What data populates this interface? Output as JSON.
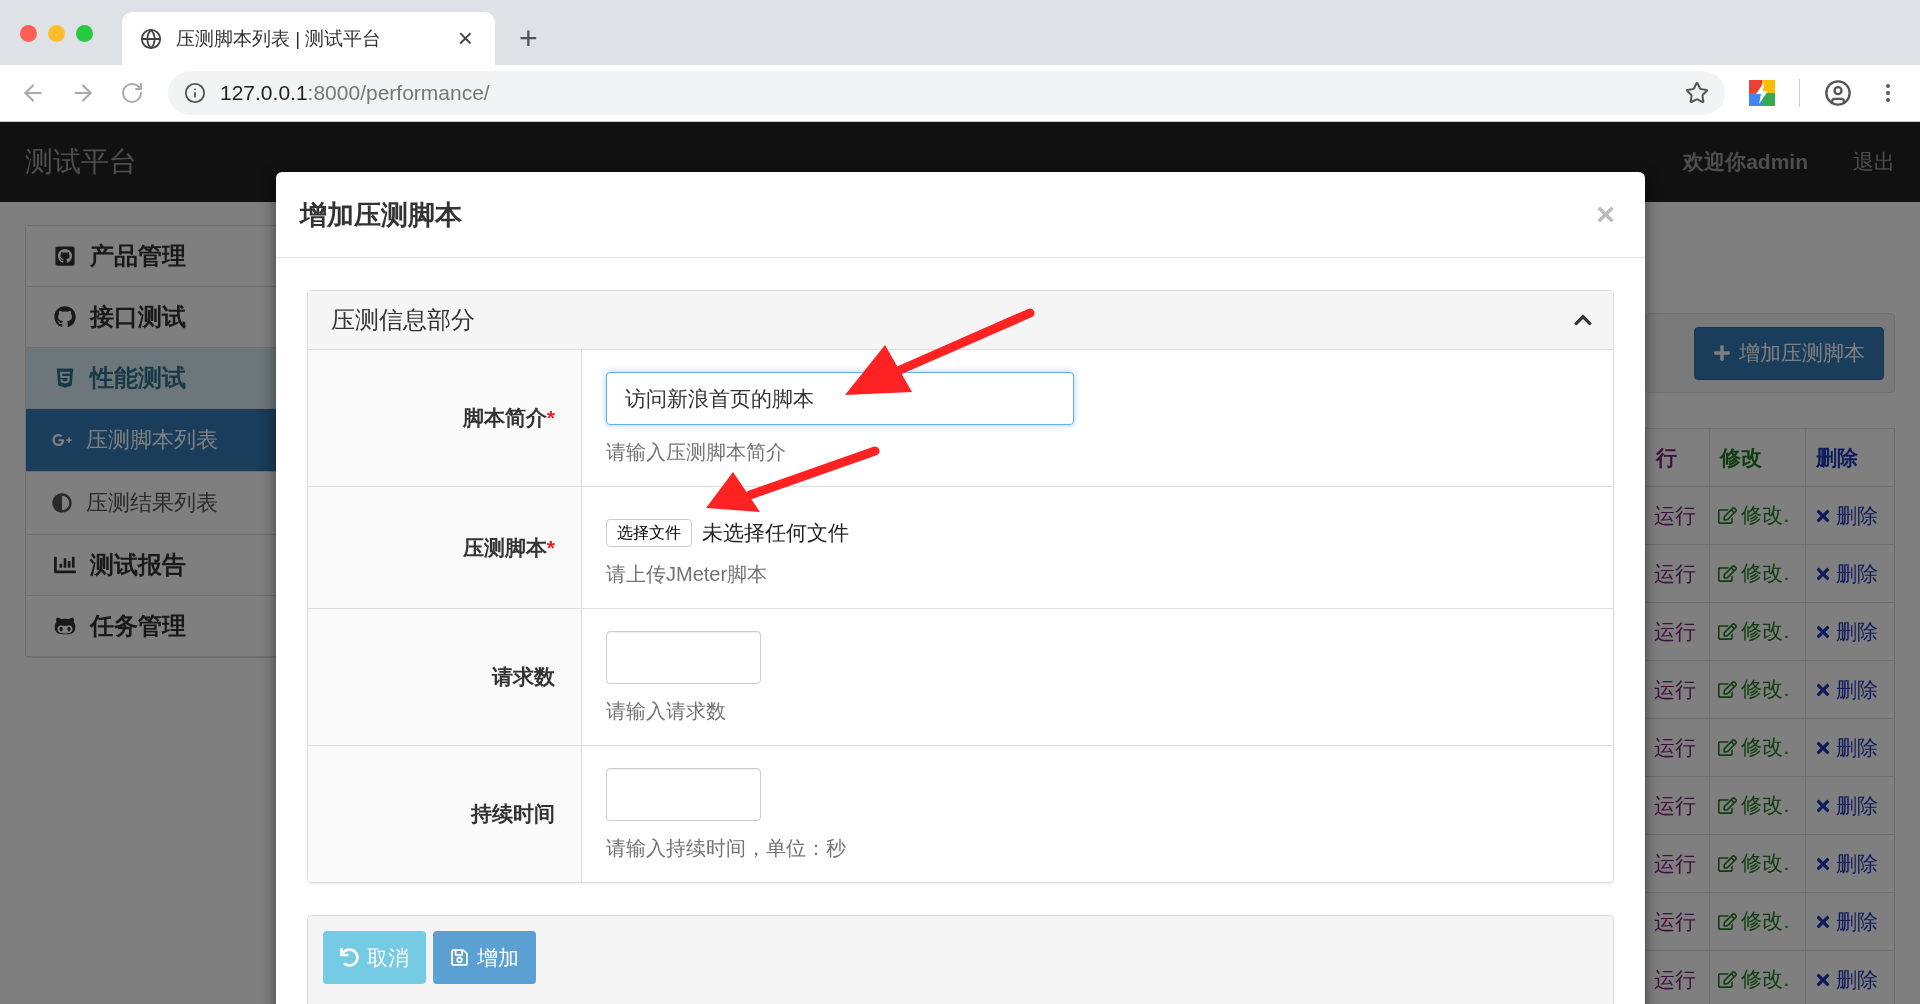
{
  "browser": {
    "tab_title": "压测脚本列表 | 测试平台",
    "close_tab": "×",
    "new_tab": "+",
    "url_host": "127.0.0.1",
    "url_path": ":8000/performance/"
  },
  "navbar": {
    "brand": "测试平台",
    "welcome": "欢迎你admin",
    "logout": "退出"
  },
  "sidebar": {
    "items": [
      {
        "label": "产品管理",
        "selected": false
      },
      {
        "label": "接口测试",
        "selected": false
      },
      {
        "label": "性能测试",
        "selected": true,
        "children": [
          {
            "label": "压测脚本列表",
            "selected": true
          },
          {
            "label": "压测结果列表",
            "selected": false
          }
        ]
      },
      {
        "label": "测试报告",
        "selected": false
      },
      {
        "label": "任务管理",
        "selected": false
      }
    ]
  },
  "toolbar": {
    "add_button": "增加压测脚本"
  },
  "table": {
    "columns": [
      "行",
      "修改",
      "删除"
    ],
    "rows": [
      {
        "run": "运行",
        "edit": "修改.",
        "delete": "删除"
      },
      {
        "run": "运行",
        "edit": "修改.",
        "delete": "删除"
      },
      {
        "run": "运行",
        "edit": "修改.",
        "delete": "删除"
      },
      {
        "run": "运行",
        "edit": "修改.",
        "delete": "删除"
      },
      {
        "run": "运行",
        "edit": "修改.",
        "delete": "删除"
      },
      {
        "run": "运行",
        "edit": "修改.",
        "delete": "删除"
      },
      {
        "run": "运行",
        "edit": "修改.",
        "delete": "删除"
      },
      {
        "run": "运行",
        "edit": "修改.",
        "delete": "删除"
      },
      {
        "run": "运行",
        "edit": "修改.",
        "delete": "删除"
      }
    ]
  },
  "modal": {
    "title": "增加压测脚本",
    "close": "×",
    "required_mark": "*",
    "panel": {
      "title": "压测信息部分",
      "expanded": true,
      "fields": [
        {
          "kind": "text",
          "label": "脚本简介",
          "required": true,
          "value": "访问新浪首页的脚本",
          "focused": true,
          "help": "请输入压测脚本简介"
        },
        {
          "kind": "file",
          "label": "压测脚本",
          "required": true,
          "button": "选择文件",
          "status": "未选择任何文件",
          "help": "请上传JMeter脚本"
        },
        {
          "kind": "number",
          "label": "请求数",
          "required": false,
          "focused": false,
          "help": "请输入请求数"
        },
        {
          "kind": "number",
          "label": "持续时间",
          "required": false,
          "focused": false,
          "help": "请输入持续时间，单位：秒"
        }
      ]
    },
    "buttons": [
      {
        "kind": "cancel",
        "label": "取消"
      },
      {
        "kind": "submit",
        "label": "增加"
      }
    ]
  }
}
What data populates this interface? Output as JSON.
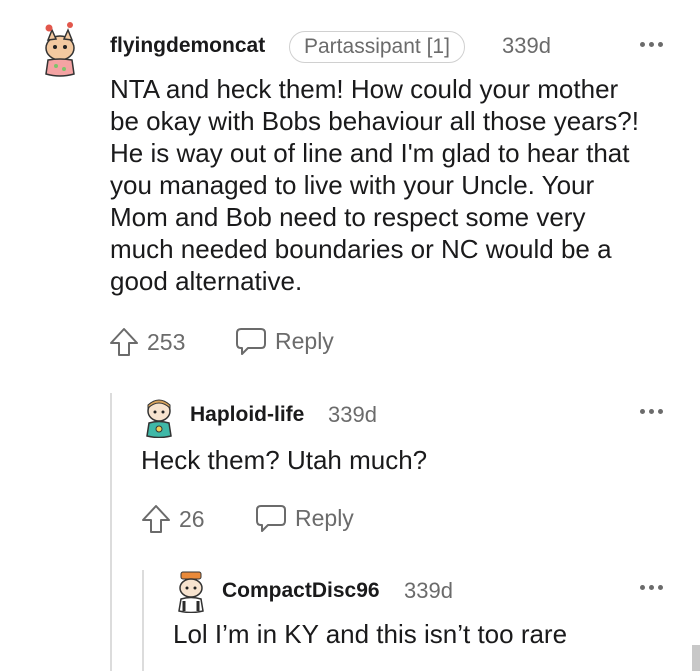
{
  "comments": [
    {
      "username": "flyingdemoncat",
      "flair": "Partassipant [1]",
      "age": "339d",
      "text_lines": [
        "NTA and heck them! How could your mother",
        "be okay with Bobs behaviour all those years?!",
        "He is way out of line and I'm glad to hear that",
        "you managed to live with your Uncle. Your",
        "Mom and Bob need to respect some very",
        "much needed boundaries or NC would be a",
        "good alternative."
      ],
      "votes": "253",
      "reply_label": "Reply"
    },
    {
      "username": "Haploid-life",
      "age": "339d",
      "text": "Heck them? Utah much?",
      "votes": "26",
      "reply_label": "Reply"
    },
    {
      "username": "CompactDisc96",
      "age": "339d",
      "text": "Lol I’m in KY and this isn’t too rare"
    }
  ],
  "icons": {
    "upvote": "upvote-arrow-icon",
    "reply": "speech-bubble-icon",
    "more": "more-options-icon",
    "avatar": "snoo-avatar-icon"
  }
}
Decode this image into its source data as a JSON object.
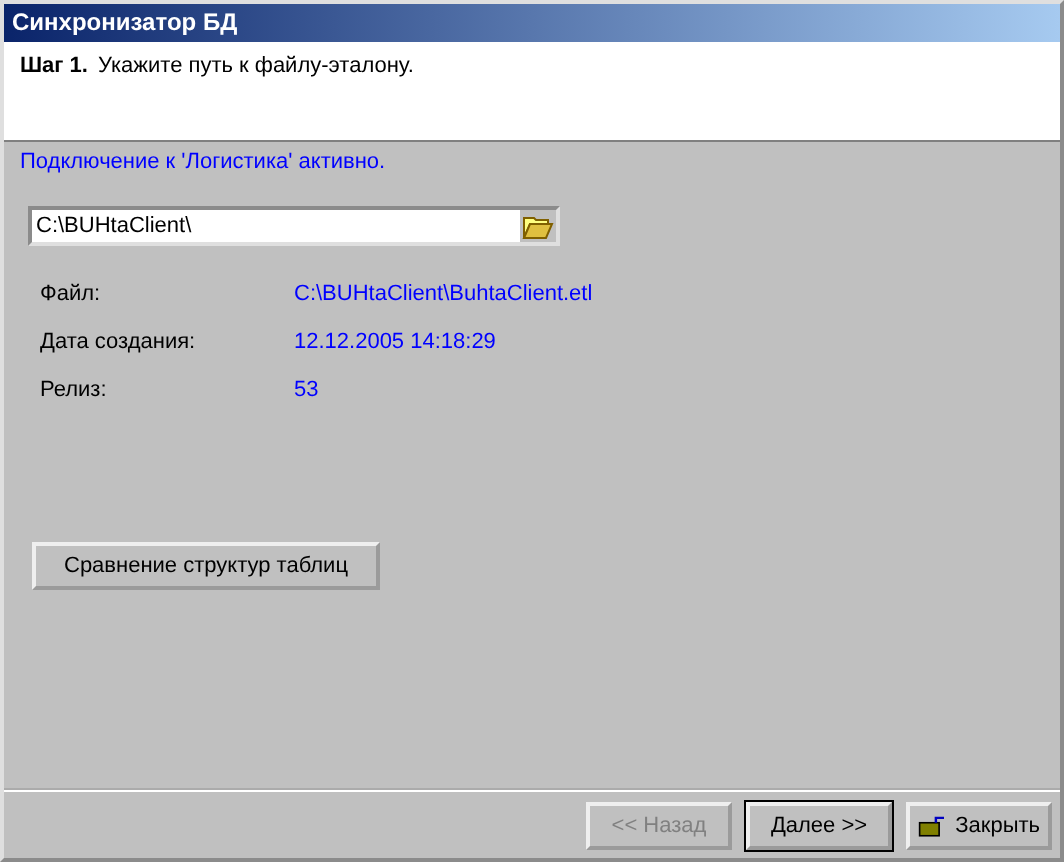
{
  "window": {
    "title": "Синхронизатор БД"
  },
  "header": {
    "step": "Шаг 1.",
    "instruction": "Укажите путь к файлу-эталону."
  },
  "status": "Подключение к 'Логистика' активно.",
  "path_field": {
    "value": "C:\\BUHtaClient\\"
  },
  "info": [
    {
      "label": "Файл:",
      "value": "C:\\BUHtaClient\\BuhtaClient.etl"
    },
    {
      "label": "Дата создания:",
      "value": "12.12.2005 14:18:29"
    },
    {
      "label": "Релиз:",
      "value": "53"
    }
  ],
  "compare_button": "Сравнение структур таблиц",
  "buttons": [
    {
      "kind": "nav",
      "label": "<< Назад",
      "disabled": true,
      "default": false
    },
    {
      "kind": "nav",
      "label": "Далее >>",
      "disabled": false,
      "default": true
    },
    {
      "kind": "close",
      "label": "Закрыть",
      "disabled": false,
      "default": false
    }
  ]
}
_ _ _ _ _ _ _
What this task involves: Quote the material in full and exactly; do not carry over its pictures.

Result of this task:
What data populates this interface? Output as JSON.
{
  "browser": {
    "tab_title": "压测脚本列表 | 测试平台",
    "close_tab": "×",
    "new_tab": "+",
    "url_host": "127.0.0.1",
    "url_path": ":8000/performance/"
  },
  "navbar": {
    "brand": "测试平台",
    "welcome": "欢迎你admin",
    "logout": "退出"
  },
  "sidebar": {
    "items": [
      {
        "label": "产品管理",
        "selected": false
      },
      {
        "label": "接口测试",
        "selected": false
      },
      {
        "label": "性能测试",
        "selected": true,
        "children": [
          {
            "label": "压测脚本列表",
            "selected": true
          },
          {
            "label": "压测结果列表",
            "selected": false
          }
        ]
      },
      {
        "label": "测试报告",
        "selected": false
      },
      {
        "label": "任务管理",
        "selected": false
      }
    ]
  },
  "toolbar": {
    "add_button": "增加压测脚本"
  },
  "table": {
    "columns": [
      "行",
      "修改",
      "删除"
    ],
    "rows": [
      {
        "run": "运行",
        "edit": "修改.",
        "delete": "删除"
      },
      {
        "run": "运行",
        "edit": "修改.",
        "delete": "删除"
      },
      {
        "run": "运行",
        "edit": "修改.",
        "delete": "删除"
      },
      {
        "run": "运行",
        "edit": "修改.",
        "delete": "删除"
      },
      {
        "run": "运行",
        "edit": "修改.",
        "delete": "删除"
      },
      {
        "run": "运行",
        "edit": "修改.",
        "delete": "删除"
      },
      {
        "run": "运行",
        "edit": "修改.",
        "delete": "删除"
      },
      {
        "run": "运行",
        "edit": "修改.",
        "delete": "删除"
      },
      {
        "run": "运行",
        "edit": "修改.",
        "delete": "删除"
      }
    ]
  },
  "modal": {
    "title": "增加压测脚本",
    "close": "×",
    "required_mark": "*",
    "panel": {
      "title": "压测信息部分",
      "expanded": true,
      "fields": [
        {
          "kind": "text",
          "label": "脚本简介",
          "required": true,
          "value": "访问新浪首页的脚本",
          "focused": true,
          "help": "请输入压测脚本简介"
        },
        {
          "kind": "file",
          "label": "压测脚本",
          "required": true,
          "button": "选择文件",
          "status": "未选择任何文件",
          "help": "请上传JMeter脚本"
        },
        {
          "kind": "number",
          "label": "请求数",
          "required": false,
          "focused": false,
          "help": "请输入请求数"
        },
        {
          "kind": "number",
          "label": "持续时间",
          "required": false,
          "focused": false,
          "help": "请输入持续时间，单位：秒"
        }
      ]
    },
    "buttons": [
      {
        "kind": "cancel",
        "label": "取消"
      },
      {
        "kind": "submit",
        "label": "增加"
      }
    ]
  }
}
What data populates this interface? Output as JSON.
{
  "comments": [
    {
      "username": "flyingdemoncat",
      "flair": "Partassipant [1]",
      "age": "339d",
      "text_lines": [
        "NTA and heck them! How could your mother",
        "be okay with Bobs behaviour all those years?!",
        "He is way out of line and I'm glad to hear that",
        "you managed to live with your Uncle. Your",
        "Mom and Bob need to respect some very",
        "much needed boundaries or NC would be a",
        "good alternative."
      ],
      "votes": "253",
      "reply_label": "Reply"
    },
    {
      "username": "Haploid-life",
      "age": "339d",
      "text": "Heck them? Utah much?",
      "votes": "26",
      "reply_label": "Reply"
    },
    {
      "username": "CompactDisc96",
      "age": "339d",
      "text": "Lol I’m in KY and this isn’t too rare"
    }
  ],
  "icons": {
    "upvote": "upvote-arrow-icon",
    "reply": "speech-bubble-icon",
    "more": "more-options-icon",
    "avatar": "snoo-avatar-icon"
  }
}
Decode this image into its source data as a JSON object.
{
  "window": {
    "title": "Синхронизатор БД"
  },
  "header": {
    "step": "Шаг 1.",
    "instruction": "Укажите путь к файлу-эталону."
  },
  "status": "Подключение к 'Логистика' активно.",
  "path_field": {
    "value": "C:\\BUHtaClient\\"
  },
  "info": [
    {
      "label": "Файл:",
      "value": "C:\\BUHtaClient\\BuhtaClient.etl"
    },
    {
      "label": "Дата создания:",
      "value": "12.12.2005 14:18:29"
    },
    {
      "label": "Релиз:",
      "value": "53"
    }
  ],
  "compare_button": "Сравнение структур таблиц",
  "buttons": [
    {
      "kind": "nav",
      "label": "<< Назад",
      "disabled": true,
      "default": false
    },
    {
      "kind": "nav",
      "label": "Далее >>",
      "disabled": false,
      "default": true
    },
    {
      "kind": "close",
      "label": "Закрыть",
      "disabled": false,
      "default": false
    }
  ]
}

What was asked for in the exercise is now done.